**EXERCISE PROMPT:** Check each line below for "Anzeige" and report how many have it, nothing else.

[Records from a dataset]
--- Begin ---
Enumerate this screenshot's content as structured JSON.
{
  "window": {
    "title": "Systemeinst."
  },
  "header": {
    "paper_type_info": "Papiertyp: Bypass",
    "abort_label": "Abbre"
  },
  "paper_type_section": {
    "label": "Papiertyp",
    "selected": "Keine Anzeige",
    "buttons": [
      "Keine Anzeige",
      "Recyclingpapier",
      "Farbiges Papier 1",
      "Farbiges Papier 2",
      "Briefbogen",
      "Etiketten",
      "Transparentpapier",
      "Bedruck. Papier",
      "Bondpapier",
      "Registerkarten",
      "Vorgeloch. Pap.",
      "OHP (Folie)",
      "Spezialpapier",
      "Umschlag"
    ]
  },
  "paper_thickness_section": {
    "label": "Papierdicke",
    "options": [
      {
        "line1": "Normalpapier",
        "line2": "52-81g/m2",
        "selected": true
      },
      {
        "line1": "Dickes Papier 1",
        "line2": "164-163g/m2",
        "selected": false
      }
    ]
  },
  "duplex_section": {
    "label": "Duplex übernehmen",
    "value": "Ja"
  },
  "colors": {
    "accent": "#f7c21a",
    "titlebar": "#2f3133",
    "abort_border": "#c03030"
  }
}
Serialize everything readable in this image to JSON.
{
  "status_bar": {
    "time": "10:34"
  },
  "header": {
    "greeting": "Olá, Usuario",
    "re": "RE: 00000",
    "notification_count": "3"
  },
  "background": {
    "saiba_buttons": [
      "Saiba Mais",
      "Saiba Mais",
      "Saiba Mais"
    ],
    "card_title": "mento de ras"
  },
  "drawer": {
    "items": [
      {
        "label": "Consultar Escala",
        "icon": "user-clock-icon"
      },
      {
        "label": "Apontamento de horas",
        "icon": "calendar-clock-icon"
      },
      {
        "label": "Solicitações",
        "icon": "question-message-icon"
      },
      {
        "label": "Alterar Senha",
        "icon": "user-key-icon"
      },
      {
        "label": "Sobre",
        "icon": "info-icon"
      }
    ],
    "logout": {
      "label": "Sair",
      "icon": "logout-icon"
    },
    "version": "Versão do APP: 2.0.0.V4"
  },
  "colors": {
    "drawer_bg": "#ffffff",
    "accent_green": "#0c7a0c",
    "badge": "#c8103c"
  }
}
--- End ---
--- Begin ---
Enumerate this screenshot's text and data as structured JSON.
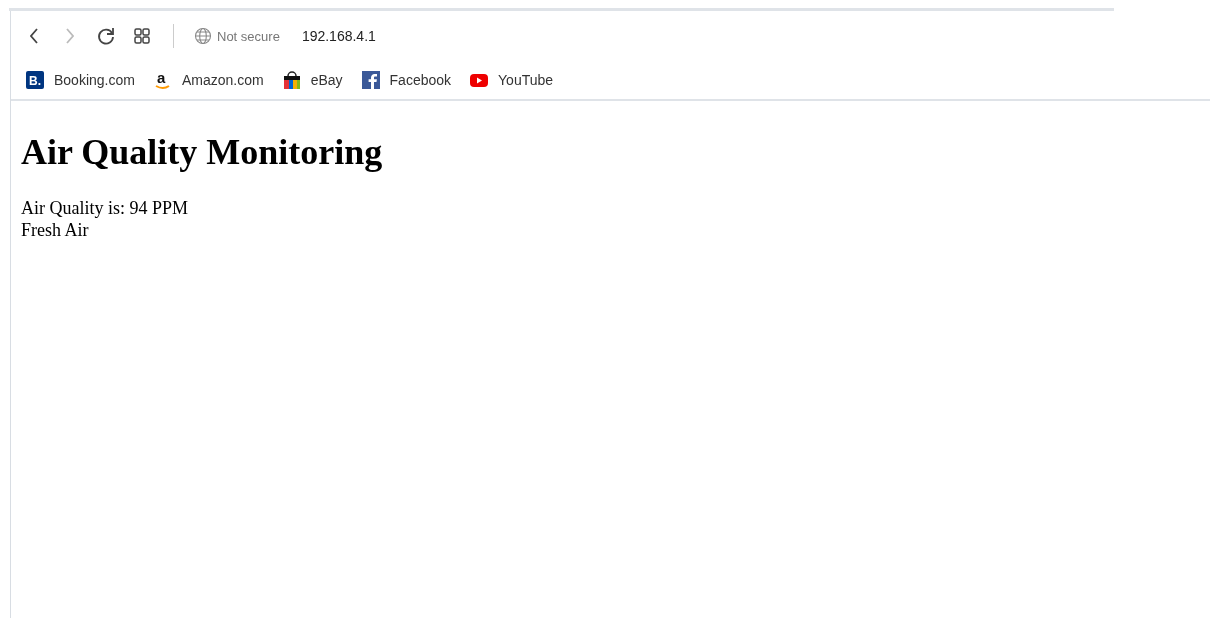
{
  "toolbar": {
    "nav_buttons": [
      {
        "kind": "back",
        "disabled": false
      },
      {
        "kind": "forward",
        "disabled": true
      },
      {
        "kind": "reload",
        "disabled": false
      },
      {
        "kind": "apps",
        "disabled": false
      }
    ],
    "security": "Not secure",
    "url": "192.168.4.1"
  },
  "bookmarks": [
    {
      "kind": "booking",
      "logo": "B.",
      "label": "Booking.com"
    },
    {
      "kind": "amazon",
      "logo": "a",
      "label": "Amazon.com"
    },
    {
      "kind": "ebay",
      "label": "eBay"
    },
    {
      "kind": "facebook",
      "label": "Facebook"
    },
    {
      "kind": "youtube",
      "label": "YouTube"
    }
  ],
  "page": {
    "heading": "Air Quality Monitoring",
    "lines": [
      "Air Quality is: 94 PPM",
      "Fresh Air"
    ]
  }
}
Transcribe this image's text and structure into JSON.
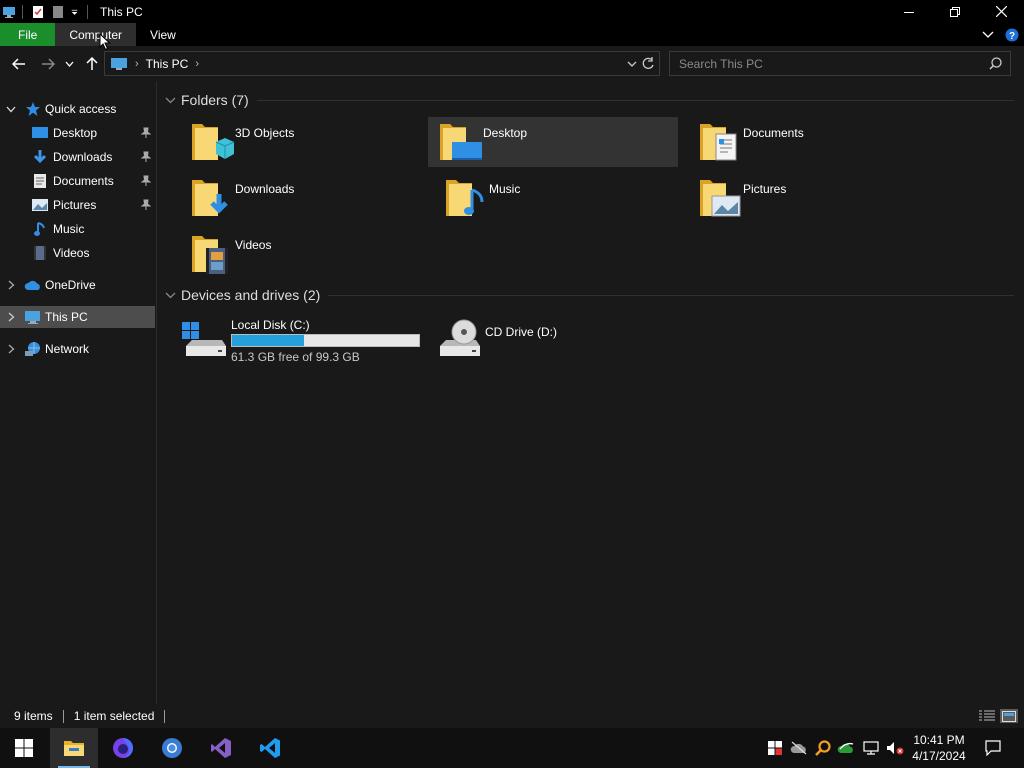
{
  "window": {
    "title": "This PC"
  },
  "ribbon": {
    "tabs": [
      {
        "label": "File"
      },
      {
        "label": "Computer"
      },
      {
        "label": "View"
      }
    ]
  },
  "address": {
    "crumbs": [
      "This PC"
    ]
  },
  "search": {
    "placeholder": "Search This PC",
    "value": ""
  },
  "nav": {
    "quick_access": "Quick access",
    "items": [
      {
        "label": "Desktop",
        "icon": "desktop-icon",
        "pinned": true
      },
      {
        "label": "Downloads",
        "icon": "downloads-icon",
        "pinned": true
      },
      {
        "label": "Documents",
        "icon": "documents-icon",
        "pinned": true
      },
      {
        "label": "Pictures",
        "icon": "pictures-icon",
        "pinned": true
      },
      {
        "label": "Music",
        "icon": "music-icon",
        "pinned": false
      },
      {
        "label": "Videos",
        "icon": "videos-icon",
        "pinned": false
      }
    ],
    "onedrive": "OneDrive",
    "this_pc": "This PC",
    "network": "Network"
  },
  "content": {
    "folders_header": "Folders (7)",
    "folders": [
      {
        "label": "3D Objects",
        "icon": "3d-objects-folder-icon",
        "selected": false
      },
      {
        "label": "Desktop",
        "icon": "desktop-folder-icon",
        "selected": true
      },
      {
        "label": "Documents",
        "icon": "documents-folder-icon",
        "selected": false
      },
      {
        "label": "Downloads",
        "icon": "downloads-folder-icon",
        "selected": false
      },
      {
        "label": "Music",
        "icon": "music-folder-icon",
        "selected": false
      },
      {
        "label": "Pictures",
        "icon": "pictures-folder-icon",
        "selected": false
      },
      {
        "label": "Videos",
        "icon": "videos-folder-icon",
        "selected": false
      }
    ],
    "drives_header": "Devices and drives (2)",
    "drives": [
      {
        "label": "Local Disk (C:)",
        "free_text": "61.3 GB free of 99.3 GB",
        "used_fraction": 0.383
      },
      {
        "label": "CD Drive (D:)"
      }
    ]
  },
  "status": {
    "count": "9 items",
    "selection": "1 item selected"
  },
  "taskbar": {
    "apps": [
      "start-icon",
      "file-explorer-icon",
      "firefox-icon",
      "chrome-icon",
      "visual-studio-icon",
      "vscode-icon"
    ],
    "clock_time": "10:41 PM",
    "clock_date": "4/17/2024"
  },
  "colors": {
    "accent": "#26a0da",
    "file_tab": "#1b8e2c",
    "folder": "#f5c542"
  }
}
--- End ---
**ANSWER TO THIS EXERCISE:** 2